(What is needed)
Print the whole listing exactly.

(Materials provided)
⟨

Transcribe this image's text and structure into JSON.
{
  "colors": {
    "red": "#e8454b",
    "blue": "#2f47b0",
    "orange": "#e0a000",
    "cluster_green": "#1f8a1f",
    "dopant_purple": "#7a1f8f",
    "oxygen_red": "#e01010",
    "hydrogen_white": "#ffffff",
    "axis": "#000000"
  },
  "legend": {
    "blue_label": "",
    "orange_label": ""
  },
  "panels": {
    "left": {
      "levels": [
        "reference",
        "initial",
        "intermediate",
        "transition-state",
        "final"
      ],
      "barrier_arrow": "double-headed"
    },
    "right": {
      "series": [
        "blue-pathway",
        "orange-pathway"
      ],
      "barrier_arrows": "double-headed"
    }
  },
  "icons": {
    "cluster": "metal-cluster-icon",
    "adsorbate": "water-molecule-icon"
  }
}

⟩

(Solution to the exercise)
Transcribe this image's text and structure into JSON.
{
  "colors": {
    "red": "#e8454b",
    "blue": "#2f47b0",
    "orange": "#e0a000",
    "cluster_green": "#1f8a1f",
    "dopant_purple": "#7a1f8f",
    "oxygen_red": "#e01010",
    "hydrogen_white": "#ffffff",
    "axis": "#000000"
  },
  "legend": {
    "blue_label": "",
    "orange_label": ""
  },
  "panels": {
    "left": {
      "levels": [
        "reference",
        "initial",
        "intermediate",
        "transition-state",
        "final"
      ],
      "barrier_arrow": "double-headed"
    },
    "right": {
      "series": [
        "blue-pathway",
        "orange-pathway"
      ],
      "barrier_arrows": "double-headed"
    }
  },
  "icons": {
    "cluster": "metal-cluster-icon",
    "adsorbate": "water-molecule-icon"
  }
}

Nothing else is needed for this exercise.